== INFORMATION GIVEN ==
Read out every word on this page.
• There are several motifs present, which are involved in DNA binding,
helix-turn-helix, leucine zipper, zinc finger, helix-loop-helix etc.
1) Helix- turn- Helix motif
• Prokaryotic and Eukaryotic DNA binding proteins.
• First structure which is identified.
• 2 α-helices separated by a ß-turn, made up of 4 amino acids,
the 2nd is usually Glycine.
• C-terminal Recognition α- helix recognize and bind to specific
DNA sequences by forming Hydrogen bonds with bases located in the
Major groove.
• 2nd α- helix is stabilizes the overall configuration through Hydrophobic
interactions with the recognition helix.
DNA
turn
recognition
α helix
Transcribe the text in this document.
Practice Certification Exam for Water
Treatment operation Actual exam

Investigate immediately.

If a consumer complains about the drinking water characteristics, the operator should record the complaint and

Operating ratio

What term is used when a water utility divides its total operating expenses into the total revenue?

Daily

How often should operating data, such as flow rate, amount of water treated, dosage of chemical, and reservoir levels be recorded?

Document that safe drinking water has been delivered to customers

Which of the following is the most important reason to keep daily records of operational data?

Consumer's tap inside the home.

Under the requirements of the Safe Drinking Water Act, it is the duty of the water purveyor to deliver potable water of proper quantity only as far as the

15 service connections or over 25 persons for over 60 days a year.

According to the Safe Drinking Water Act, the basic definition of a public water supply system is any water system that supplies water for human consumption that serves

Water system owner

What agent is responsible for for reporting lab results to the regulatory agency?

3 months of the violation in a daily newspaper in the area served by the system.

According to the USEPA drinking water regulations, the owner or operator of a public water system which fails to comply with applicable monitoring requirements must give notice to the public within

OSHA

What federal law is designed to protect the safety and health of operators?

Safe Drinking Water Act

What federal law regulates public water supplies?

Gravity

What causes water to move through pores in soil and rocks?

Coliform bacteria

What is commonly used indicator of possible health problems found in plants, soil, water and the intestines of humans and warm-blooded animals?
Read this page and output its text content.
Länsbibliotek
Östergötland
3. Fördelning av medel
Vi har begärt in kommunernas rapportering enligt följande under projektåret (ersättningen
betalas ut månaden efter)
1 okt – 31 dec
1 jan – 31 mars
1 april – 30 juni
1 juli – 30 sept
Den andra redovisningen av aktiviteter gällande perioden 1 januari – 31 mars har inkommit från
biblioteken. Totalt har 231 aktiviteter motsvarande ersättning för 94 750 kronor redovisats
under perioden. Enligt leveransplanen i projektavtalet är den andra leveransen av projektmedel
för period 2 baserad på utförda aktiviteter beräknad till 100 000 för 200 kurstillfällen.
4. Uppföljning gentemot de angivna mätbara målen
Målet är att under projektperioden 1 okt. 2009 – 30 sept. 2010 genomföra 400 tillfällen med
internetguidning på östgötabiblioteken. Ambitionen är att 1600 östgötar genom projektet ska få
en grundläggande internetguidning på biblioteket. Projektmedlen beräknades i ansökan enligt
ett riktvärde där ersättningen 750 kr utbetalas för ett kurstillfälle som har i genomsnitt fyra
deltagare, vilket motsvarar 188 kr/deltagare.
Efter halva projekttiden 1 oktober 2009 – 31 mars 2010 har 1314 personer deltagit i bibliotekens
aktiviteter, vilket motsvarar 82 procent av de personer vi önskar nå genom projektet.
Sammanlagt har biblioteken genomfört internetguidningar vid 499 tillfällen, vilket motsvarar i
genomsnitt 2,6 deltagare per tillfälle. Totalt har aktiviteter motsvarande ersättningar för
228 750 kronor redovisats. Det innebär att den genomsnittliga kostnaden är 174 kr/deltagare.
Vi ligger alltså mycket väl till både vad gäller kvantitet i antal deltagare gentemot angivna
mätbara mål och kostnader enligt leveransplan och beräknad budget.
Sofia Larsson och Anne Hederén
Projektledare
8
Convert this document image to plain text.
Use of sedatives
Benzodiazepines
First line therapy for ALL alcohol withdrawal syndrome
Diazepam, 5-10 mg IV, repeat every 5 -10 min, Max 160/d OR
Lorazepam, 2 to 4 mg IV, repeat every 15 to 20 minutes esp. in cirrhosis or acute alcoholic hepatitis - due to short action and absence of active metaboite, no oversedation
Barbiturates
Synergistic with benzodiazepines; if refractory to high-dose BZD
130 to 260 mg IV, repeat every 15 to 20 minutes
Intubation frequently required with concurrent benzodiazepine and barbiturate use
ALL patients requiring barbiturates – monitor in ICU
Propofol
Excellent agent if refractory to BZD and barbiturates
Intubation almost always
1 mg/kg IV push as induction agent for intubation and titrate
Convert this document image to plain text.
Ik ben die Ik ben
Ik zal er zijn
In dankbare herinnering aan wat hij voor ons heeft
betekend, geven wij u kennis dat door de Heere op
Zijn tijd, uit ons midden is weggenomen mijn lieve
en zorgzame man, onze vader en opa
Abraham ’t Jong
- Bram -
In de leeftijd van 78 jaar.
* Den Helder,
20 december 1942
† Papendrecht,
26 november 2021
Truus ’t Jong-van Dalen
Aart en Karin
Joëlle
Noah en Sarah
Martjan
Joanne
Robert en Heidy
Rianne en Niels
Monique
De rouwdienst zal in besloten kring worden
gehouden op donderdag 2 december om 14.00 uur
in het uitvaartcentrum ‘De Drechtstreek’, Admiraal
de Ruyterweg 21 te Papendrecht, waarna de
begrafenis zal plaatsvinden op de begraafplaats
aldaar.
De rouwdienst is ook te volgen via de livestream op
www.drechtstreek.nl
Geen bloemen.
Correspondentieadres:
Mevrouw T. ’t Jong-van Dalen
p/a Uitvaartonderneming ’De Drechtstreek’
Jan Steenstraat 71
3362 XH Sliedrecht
===
ACTION ITEM =
The records above are to be restated word for word.

RESPONSE TO THIS TASK =
Read out every word on this page.
• There are several motifs present, which are involved in DNA binding,
helix-turn-helix, leucine zipper, zinc finger, helix-loop-helix etc.
1) Helix- turn- Helix motif
• Prokaryotic and Eukaryotic DNA binding proteins.
• First structure which is identified.
• 2 α-helices separated by a ß-turn, made up of 4 amino acids,
the 2nd is usually Glycine.
• C-terminal Recognition α- helix recognize and bind to specific
DNA sequences by forming Hydrogen bonds with bases located in the
Major groove.
• 2nd α- helix is stabilizes the overall configuration through Hydrophobic
interactions with the recognition helix.
DNA
turn
recognition
α helix
Transcribe the text in this document.
Practice Certification Exam for Water
Treatment operation Actual exam

Investigate immediately.

If a consumer complains about the drinking water characteristics, the operator should record the complaint and

Operating ratio

What term is used when a water utility divides its total operating expenses into the total revenue?

Daily

How often should operating data, such as flow rate, amount of water treated, dosage of chemical, and reservoir levels be recorded?

Document that safe drinking water has been delivered to customers

Which of the following is the most important reason to keep daily records of operational data?

Consumer's tap inside the home.

Under the requirements of the Safe Drinking Water Act, it is the duty of the water purveyor to deliver potable water of proper quantity only as far as the

15 service connections or over 25 persons for over 60 days a year.

According to the Safe Drinking Water Act, the basic definition of a public water supply system is any water system that supplies water for human consumption that serves

Water system owner

What agent is responsible for for reporting lab results to the regulatory agency?

3 months of the violation in a daily newspaper in the area served by the system.

According to the USEPA drinking water regulations, the owner or operator of a public water system which fails to comply with applicable monitoring requirements must give notice to the public within

OSHA

What federal law is designed to protect the safety and health of operators?

Safe Drinking Water Act

What federal law regulates public water supplies?

Gravity

What causes water to move through pores in soil and rocks?

Coliform bacteria

What is commonly used indicator of possible health problems found in plants, soil, water and the intestines of humans and warm-blooded animals?
Read this page and output its text content.
Länsbibliotek
Östergötland
3. Fördelning av medel
Vi har begärt in kommunernas rapportering enligt följande under projektåret (ersättningen
betalas ut månaden efter)
1 okt – 31 dec
1 jan – 31 mars
1 april – 30 juni
1 juli – 30 sept
Den andra redovisningen av aktiviteter gällande perioden 1 januari – 31 mars har inkommit från
biblioteken. Totalt har 231 aktiviteter motsvarande ersättning för 94 750 kronor redovisats
under perioden. Enligt leveransplanen i projektavtalet är den andra leveransen av projektmedel
för period 2 baserad på utförda aktiviteter beräknad till 100 000 för 200 kurstillfällen.
4. Uppföljning gentemot de angivna mätbara målen
Målet är att under projektperioden 1 okt. 2009 – 30 sept. 2010 genomföra 400 tillfällen med
internetguidning på östgötabiblioteken. Ambitionen är att 1600 östgötar genom projektet ska få
en grundläggande internetguidning på biblioteket. Projektmedlen beräknades i ansökan enligt
ett riktvärde där ersättningen 750 kr utbetalas för ett kurstillfälle som har i genomsnitt fyra
deltagare, vilket motsvarar 188 kr/deltagare.
Efter halva projekttiden 1 oktober 2009 – 31 mars 2010 har 1314 personer deltagit i bibliotekens
aktiviteter, vilket motsvarar 82 procent av de personer vi önskar nå genom projektet.
Sammanlagt har biblioteken genomfört internetguidningar vid 499 tillfällen, vilket motsvarar i
genomsnitt 2,6 deltagare per tillfälle. Totalt har aktiviteter motsvarande ersättningar för
228 750 kronor redovisats. Det innebär att den genomsnittliga kostnaden är 174 kr/deltagare.
Vi ligger alltså mycket väl till både vad gäller kvantitet i antal deltagare gentemot angivna
mätbara mål och kostnader enligt leveransplan och beräknad budget.
Sofia Larsson och Anne Hederén
Projektledare
8
Convert this document image to plain text.
Use of sedatives
Benzodiazepines
First line therapy for ALL alcohol withdrawal syndrome
Diazepam, 5-10 mg IV, repeat every 5 -10 min, Max 160/d OR
Lorazepam, 2 to 4 mg IV, repeat every 15 to 20 minutes esp. in cirrhosis or acute alcoholic hepatitis - due to short action and absence of active metaboite, no oversedation
Barbiturates
Synergistic with benzodiazepines; if refractory to high-dose BZD
130 to 260 mg IV, repeat every 15 to 20 minutes
Intubation frequently required with concurrent benzodiazepine and barbiturate use
ALL patients requiring barbiturates – monitor in ICU
Propofol
Excellent agent if refractory to BZD and barbiturates
Intubation almost always
1 mg/kg IV push as induction agent for intubation and titrate
Convert this document image to plain text.
Ik ben die Ik ben
Ik zal er zijn
In dankbare herinnering aan wat hij voor ons heeft
betekend, geven wij u kennis dat door de Heere op
Zijn tijd, uit ons midden is weggenomen mijn lieve
en zorgzame man, onze vader en opa
Abraham ’t Jong
- Bram -
In de leeftijd van 78 jaar.
* Den Helder,
20 december 1942
† Papendrecht,
26 november 2021
Truus ’t Jong-van Dalen
Aart en Karin
Joëlle
Noah en Sarah
Martjan
Joanne
Robert en Heidy
Rianne en Niels
Monique
De rouwdienst zal in besloten kring worden
gehouden op donderdag 2 december om 14.00 uur
in het uitvaartcentrum ‘De Drechtstreek’, Admiraal
de Ruyterweg 21 te Papendrecht, waarna de
begrafenis zal plaatsvinden op de begraafplaats
aldaar.
De rouwdienst is ook te volgen via de livestream op
www.drechtstreek.nl
Geen bloemen.
Correspondentieadres:
Mevrouw T. ’t Jong-van Dalen
p/a Uitvaartonderneming ’De Drechtstreek’
Jan Steenstraat 71
3362 XH Sliedrecht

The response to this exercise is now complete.